▶ [Provided material]
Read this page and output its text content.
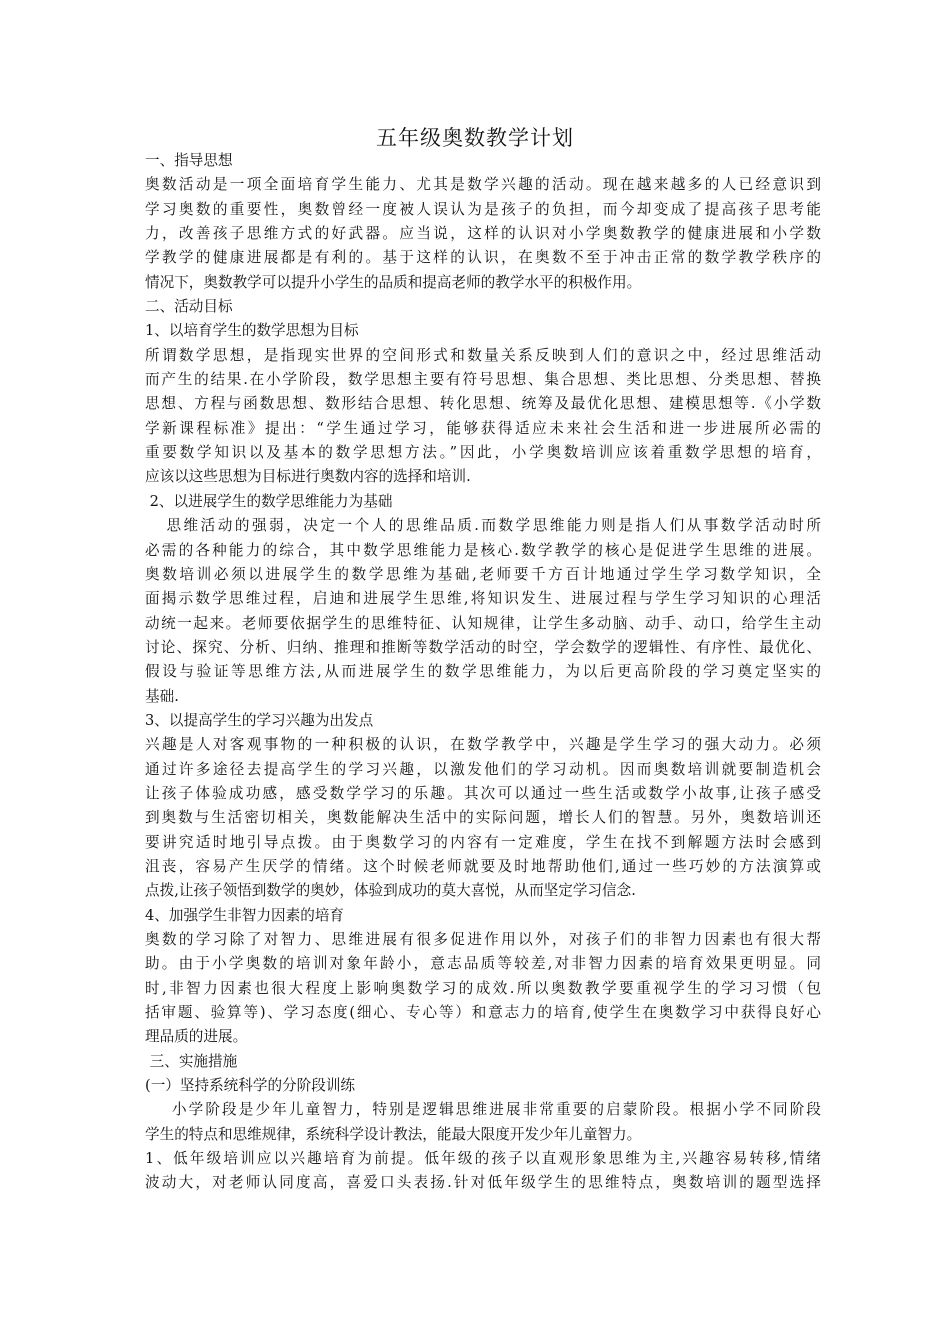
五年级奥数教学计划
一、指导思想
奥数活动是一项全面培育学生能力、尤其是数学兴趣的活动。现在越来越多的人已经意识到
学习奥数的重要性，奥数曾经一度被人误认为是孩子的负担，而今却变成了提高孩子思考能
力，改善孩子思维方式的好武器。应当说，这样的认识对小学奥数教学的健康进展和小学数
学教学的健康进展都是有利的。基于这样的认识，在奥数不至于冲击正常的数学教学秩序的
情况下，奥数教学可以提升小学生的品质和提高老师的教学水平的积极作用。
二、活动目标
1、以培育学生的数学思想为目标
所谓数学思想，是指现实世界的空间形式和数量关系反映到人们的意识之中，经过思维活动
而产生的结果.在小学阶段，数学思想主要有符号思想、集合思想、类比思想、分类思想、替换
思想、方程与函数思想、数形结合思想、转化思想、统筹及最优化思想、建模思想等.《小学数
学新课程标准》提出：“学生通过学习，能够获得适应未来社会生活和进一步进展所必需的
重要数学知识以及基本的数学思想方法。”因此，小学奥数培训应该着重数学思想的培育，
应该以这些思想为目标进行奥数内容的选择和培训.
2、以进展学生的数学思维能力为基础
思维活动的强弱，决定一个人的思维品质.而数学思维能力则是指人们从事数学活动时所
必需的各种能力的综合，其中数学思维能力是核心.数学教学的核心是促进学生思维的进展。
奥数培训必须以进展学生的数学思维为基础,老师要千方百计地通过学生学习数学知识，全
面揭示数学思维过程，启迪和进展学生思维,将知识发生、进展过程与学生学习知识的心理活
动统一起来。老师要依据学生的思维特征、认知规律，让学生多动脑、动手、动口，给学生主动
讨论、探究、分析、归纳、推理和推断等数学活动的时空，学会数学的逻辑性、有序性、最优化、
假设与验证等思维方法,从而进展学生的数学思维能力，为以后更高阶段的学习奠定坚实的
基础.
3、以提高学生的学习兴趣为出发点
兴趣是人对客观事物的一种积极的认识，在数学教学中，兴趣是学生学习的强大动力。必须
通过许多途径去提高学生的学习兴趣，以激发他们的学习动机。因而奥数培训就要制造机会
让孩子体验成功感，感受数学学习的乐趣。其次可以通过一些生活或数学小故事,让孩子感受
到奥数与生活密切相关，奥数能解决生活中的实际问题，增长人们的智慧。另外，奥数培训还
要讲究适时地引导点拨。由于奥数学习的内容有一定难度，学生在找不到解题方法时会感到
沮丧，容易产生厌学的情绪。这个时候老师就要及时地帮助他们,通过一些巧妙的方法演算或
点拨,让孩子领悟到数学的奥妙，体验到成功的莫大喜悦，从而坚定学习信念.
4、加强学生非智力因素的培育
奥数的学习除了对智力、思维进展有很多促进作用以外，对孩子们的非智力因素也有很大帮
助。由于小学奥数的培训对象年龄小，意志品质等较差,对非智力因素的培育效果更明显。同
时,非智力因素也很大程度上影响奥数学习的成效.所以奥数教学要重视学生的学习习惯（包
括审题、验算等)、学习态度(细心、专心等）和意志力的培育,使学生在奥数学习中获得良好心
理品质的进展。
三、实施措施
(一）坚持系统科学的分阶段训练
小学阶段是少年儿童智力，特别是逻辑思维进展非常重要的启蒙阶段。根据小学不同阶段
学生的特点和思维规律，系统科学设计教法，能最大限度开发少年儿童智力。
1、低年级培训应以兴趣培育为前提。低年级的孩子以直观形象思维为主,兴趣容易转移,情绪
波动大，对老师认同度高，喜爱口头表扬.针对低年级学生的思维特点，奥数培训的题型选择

▶ [Task statement]
Your task is to set down the records shown above exactly, minus any pictures.

▶ [Right answer]
Read this page and output its text content.
五年级奥数教学计划
一、指导思想
奥数活动是一项全面培育学生能力、尤其是数学兴趣的活动。现在越来越多的人已经意识到
学习奥数的重要性，奥数曾经一度被人误认为是孩子的负担，而今却变成了提高孩子思考能
力，改善孩子思维方式的好武器。应当说，这样的认识对小学奥数教学的健康进展和小学数
学教学的健康进展都是有利的。基于这样的认识，在奥数不至于冲击正常的数学教学秩序的
情况下，奥数教学可以提升小学生的品质和提高老师的教学水平的积极作用。
二、活动目标
1、以培育学生的数学思想为目标
所谓数学思想，是指现实世界的空间形式和数量关系反映到人们的意识之中，经过思维活动
而产生的结果.在小学阶段，数学思想主要有符号思想、集合思想、类比思想、分类思想、替换
思想、方程与函数思想、数形结合思想、转化思想、统筹及最优化思想、建模思想等.《小学数
学新课程标准》提出：“学生通过学习，能够获得适应未来社会生活和进一步进展所必需的
重要数学知识以及基本的数学思想方法。”因此，小学奥数培训应该着重数学思想的培育，
应该以这些思想为目标进行奥数内容的选择和培训.
2、以进展学生的数学思维能力为基础
思维活动的强弱，决定一个人的思维品质.而数学思维能力则是指人们从事数学活动时所
必需的各种能力的综合，其中数学思维能力是核心.数学教学的核心是促进学生思维的进展。
奥数培训必须以进展学生的数学思维为基础,老师要千方百计地通过学生学习数学知识，全
面揭示数学思维过程，启迪和进展学生思维,将知识发生、进展过程与学生学习知识的心理活
动统一起来。老师要依据学生的思维特征、认知规律，让学生多动脑、动手、动口，给学生主动
讨论、探究、分析、归纳、推理和推断等数学活动的时空，学会数学的逻辑性、有序性、最优化、
假设与验证等思维方法,从而进展学生的数学思维能力，为以后更高阶段的学习奠定坚实的
基础.
3、以提高学生的学习兴趣为出发点
兴趣是人对客观事物的一种积极的认识，在数学教学中，兴趣是学生学习的强大动力。必须
通过许多途径去提高学生的学习兴趣，以激发他们的学习动机。因而奥数培训就要制造机会
让孩子体验成功感，感受数学学习的乐趣。其次可以通过一些生活或数学小故事,让孩子感受
到奥数与生活密切相关，奥数能解决生活中的实际问题，增长人们的智慧。另外，奥数培训还
要讲究适时地引导点拨。由于奥数学习的内容有一定难度，学生在找不到解题方法时会感到
沮丧，容易产生厌学的情绪。这个时候老师就要及时地帮助他们,通过一些巧妙的方法演算或
点拨,让孩子领悟到数学的奥妙，体验到成功的莫大喜悦，从而坚定学习信念.
4、加强学生非智力因素的培育
奥数的学习除了对智力、思维进展有很多促进作用以外，对孩子们的非智力因素也有很大帮
助。由于小学奥数的培训对象年龄小，意志品质等较差,对非智力因素的培育效果更明显。同
时,非智力因素也很大程度上影响奥数学习的成效.所以奥数教学要重视学生的学习习惯（包
括审题、验算等)、学习态度(细心、专心等）和意志力的培育,使学生在奥数学习中获得良好心
理品质的进展。
三、实施措施
(一）坚持系统科学的分阶段训练
小学阶段是少年儿童智力，特别是逻辑思维进展非常重要的启蒙阶段。根据小学不同阶段
学生的特点和思维规律，系统科学设计教法，能最大限度开发少年儿童智力。
1、低年级培训应以兴趣培育为前提。低年级的孩子以直观形象思维为主,兴趣容易转移,情绪
波动大，对老师认同度高，喜爱口头表扬.针对低年级学生的思维特点，奥数培训的题型选择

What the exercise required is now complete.